## Task statement:
Count how many lines below include the string "JSON", and give that number without anything else.

Saved entries

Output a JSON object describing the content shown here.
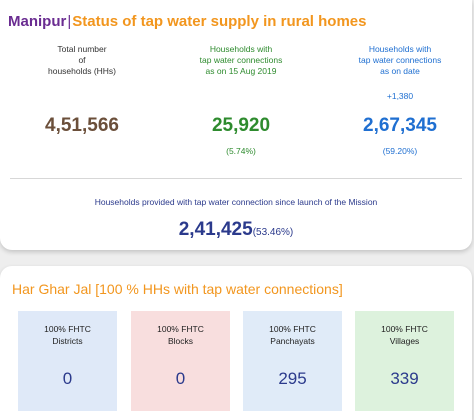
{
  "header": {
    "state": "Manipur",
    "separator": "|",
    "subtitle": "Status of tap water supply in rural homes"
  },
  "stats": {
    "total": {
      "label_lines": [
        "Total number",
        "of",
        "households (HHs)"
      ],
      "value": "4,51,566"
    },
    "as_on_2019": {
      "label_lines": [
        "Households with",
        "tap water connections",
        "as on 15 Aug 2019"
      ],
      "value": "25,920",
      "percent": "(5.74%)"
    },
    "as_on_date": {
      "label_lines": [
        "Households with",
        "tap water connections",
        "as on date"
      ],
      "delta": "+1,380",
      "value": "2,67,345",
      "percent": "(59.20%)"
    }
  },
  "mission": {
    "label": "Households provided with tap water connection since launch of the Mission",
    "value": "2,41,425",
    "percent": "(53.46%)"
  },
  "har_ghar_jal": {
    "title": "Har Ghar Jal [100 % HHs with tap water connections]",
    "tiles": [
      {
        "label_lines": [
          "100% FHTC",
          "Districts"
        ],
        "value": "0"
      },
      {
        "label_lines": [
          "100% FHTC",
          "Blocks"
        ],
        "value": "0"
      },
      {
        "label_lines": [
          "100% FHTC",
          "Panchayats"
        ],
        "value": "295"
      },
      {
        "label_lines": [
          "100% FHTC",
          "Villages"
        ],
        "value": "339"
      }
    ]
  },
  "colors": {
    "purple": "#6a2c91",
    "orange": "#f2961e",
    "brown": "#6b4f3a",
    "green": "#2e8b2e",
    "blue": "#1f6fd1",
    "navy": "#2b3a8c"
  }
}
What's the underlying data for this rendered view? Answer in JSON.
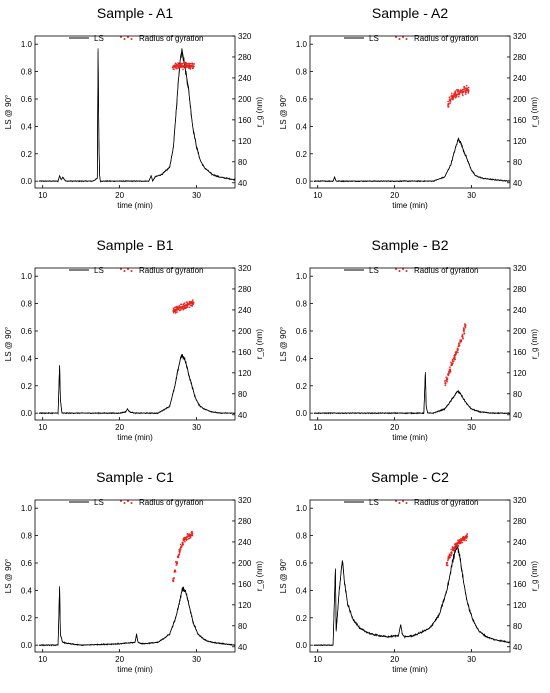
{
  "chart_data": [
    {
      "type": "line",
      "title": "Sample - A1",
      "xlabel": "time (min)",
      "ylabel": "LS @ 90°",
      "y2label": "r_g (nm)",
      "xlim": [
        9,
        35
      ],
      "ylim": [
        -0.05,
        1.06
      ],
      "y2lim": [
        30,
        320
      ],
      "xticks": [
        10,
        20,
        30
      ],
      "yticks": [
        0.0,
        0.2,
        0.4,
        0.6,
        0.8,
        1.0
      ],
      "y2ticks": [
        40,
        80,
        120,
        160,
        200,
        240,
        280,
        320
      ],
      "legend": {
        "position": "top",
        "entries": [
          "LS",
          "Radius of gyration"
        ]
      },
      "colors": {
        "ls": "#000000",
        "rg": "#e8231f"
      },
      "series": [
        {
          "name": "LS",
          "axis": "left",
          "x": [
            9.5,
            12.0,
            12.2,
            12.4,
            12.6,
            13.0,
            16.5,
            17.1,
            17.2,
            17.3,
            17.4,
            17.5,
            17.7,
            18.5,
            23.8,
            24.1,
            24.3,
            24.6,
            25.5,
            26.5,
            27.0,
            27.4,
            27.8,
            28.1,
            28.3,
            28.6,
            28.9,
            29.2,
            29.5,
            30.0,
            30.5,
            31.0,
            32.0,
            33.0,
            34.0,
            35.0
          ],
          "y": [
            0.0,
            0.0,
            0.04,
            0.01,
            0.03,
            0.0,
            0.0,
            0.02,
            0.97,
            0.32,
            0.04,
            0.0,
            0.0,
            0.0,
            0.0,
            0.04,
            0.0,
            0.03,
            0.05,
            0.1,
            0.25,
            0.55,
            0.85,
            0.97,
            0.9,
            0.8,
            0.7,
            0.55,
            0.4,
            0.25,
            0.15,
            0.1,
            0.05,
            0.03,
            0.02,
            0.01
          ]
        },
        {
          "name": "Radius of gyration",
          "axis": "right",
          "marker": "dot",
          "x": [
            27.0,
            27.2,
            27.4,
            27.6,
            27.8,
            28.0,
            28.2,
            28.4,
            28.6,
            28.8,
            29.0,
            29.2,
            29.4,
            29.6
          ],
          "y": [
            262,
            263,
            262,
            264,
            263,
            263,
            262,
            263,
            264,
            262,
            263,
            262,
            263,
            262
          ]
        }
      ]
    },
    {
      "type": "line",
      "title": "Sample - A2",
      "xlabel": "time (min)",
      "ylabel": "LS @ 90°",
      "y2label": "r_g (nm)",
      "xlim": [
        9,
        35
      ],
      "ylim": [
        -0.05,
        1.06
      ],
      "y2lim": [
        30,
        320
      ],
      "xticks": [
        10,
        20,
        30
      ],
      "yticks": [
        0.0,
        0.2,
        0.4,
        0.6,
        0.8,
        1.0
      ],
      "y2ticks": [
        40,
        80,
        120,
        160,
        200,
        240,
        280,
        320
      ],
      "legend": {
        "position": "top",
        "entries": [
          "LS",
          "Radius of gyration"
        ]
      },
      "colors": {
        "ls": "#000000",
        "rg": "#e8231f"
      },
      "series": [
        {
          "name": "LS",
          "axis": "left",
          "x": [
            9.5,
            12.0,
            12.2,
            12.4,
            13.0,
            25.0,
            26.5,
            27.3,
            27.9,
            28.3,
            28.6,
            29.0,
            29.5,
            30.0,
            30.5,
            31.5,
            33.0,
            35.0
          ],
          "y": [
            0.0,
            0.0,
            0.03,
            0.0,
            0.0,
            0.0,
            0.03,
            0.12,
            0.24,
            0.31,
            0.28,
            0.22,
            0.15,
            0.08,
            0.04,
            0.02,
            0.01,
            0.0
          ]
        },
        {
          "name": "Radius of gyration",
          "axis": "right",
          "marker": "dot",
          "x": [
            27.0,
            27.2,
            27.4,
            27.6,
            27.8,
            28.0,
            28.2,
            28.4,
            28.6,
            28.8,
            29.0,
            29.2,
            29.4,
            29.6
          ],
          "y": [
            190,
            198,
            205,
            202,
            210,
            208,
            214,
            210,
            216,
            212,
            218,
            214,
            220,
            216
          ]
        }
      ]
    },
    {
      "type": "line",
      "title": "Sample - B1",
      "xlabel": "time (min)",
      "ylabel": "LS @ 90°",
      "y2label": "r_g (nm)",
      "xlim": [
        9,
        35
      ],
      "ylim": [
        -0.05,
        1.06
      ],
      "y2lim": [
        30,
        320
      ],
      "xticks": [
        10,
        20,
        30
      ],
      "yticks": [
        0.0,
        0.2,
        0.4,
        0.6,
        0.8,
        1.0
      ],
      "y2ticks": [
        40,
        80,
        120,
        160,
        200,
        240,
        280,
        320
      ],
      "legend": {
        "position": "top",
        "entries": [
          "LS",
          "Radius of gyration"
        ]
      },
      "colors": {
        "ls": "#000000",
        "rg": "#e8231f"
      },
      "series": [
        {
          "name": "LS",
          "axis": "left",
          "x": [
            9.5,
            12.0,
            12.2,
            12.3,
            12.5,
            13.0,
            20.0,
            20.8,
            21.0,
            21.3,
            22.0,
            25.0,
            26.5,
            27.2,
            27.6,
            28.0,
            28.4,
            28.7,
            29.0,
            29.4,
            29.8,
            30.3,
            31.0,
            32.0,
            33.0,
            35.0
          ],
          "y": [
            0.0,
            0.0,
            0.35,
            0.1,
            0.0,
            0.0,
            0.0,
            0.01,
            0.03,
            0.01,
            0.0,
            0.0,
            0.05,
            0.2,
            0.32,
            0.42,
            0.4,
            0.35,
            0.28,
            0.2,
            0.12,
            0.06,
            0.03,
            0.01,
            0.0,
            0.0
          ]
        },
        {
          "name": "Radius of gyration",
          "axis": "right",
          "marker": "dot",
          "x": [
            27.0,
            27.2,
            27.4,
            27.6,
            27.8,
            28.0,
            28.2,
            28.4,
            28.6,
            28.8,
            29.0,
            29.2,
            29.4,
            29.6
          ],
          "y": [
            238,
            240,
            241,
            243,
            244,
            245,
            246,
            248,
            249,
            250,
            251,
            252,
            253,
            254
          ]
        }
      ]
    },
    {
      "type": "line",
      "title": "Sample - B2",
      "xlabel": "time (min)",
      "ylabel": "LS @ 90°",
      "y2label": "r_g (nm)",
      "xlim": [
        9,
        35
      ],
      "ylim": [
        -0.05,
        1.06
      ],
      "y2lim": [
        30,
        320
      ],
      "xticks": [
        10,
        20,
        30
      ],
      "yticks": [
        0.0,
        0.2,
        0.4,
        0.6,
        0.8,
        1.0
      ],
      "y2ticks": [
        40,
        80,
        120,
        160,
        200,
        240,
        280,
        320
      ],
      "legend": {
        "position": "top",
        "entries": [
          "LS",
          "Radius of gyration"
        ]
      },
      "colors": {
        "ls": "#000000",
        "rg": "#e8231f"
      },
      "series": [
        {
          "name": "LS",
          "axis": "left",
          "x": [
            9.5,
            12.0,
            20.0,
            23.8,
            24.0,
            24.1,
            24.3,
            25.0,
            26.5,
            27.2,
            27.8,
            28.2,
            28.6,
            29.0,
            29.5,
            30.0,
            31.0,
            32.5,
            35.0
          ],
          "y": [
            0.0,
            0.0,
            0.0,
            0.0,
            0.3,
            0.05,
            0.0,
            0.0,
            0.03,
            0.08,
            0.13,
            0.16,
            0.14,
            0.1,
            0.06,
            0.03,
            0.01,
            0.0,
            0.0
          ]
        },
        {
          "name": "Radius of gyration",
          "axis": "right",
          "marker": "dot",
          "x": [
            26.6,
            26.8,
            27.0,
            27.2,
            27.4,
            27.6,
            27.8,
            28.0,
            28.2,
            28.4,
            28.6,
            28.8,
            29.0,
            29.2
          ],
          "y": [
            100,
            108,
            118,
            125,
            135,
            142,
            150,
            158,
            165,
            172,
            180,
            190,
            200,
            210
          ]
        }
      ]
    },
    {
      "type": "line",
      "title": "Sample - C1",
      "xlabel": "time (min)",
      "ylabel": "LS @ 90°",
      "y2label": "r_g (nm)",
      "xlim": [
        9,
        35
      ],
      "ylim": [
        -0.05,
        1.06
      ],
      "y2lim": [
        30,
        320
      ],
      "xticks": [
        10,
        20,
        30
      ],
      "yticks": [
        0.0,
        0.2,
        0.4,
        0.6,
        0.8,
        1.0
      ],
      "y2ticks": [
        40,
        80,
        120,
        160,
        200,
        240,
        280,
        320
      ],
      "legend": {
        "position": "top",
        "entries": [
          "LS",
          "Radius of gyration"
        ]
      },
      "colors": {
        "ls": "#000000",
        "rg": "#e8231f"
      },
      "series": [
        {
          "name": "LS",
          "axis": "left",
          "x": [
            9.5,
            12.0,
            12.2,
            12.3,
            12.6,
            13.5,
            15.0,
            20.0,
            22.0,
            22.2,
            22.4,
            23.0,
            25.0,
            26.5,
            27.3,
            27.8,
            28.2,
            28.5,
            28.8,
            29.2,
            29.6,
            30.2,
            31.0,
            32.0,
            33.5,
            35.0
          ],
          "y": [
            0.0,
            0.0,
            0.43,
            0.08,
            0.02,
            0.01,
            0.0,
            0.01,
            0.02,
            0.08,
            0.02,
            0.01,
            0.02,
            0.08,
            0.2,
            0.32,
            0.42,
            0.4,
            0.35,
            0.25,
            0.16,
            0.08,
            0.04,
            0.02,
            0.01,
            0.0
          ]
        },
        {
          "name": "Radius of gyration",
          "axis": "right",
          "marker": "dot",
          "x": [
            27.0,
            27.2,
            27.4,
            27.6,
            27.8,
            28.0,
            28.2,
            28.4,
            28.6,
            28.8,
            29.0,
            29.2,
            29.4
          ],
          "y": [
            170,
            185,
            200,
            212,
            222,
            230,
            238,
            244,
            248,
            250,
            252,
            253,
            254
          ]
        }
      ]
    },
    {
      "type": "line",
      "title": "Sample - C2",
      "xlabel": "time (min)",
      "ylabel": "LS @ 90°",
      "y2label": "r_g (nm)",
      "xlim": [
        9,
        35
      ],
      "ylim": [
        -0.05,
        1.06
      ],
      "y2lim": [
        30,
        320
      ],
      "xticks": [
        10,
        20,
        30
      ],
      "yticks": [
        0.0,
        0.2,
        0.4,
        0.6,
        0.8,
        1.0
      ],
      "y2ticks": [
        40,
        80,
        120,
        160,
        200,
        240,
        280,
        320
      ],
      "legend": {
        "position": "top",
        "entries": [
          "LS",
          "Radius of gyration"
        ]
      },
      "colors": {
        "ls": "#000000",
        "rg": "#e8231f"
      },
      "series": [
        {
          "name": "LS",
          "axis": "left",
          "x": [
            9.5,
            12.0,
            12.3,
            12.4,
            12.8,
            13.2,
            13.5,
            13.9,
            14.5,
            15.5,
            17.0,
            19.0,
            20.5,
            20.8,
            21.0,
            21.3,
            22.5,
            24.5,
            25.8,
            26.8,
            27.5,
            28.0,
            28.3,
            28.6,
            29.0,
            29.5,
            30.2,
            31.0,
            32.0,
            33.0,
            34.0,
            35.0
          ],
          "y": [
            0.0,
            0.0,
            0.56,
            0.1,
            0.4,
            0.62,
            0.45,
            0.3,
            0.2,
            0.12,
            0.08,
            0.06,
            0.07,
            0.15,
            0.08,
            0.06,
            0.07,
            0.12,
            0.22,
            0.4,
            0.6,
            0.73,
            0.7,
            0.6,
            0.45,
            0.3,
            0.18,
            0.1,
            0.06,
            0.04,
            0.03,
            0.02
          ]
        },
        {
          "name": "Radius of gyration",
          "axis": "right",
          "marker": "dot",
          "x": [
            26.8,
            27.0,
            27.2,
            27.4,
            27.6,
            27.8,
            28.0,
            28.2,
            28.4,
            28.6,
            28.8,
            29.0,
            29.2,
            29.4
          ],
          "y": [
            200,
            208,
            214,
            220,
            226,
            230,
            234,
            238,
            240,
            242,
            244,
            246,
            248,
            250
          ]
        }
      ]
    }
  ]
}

## Complete answer:
2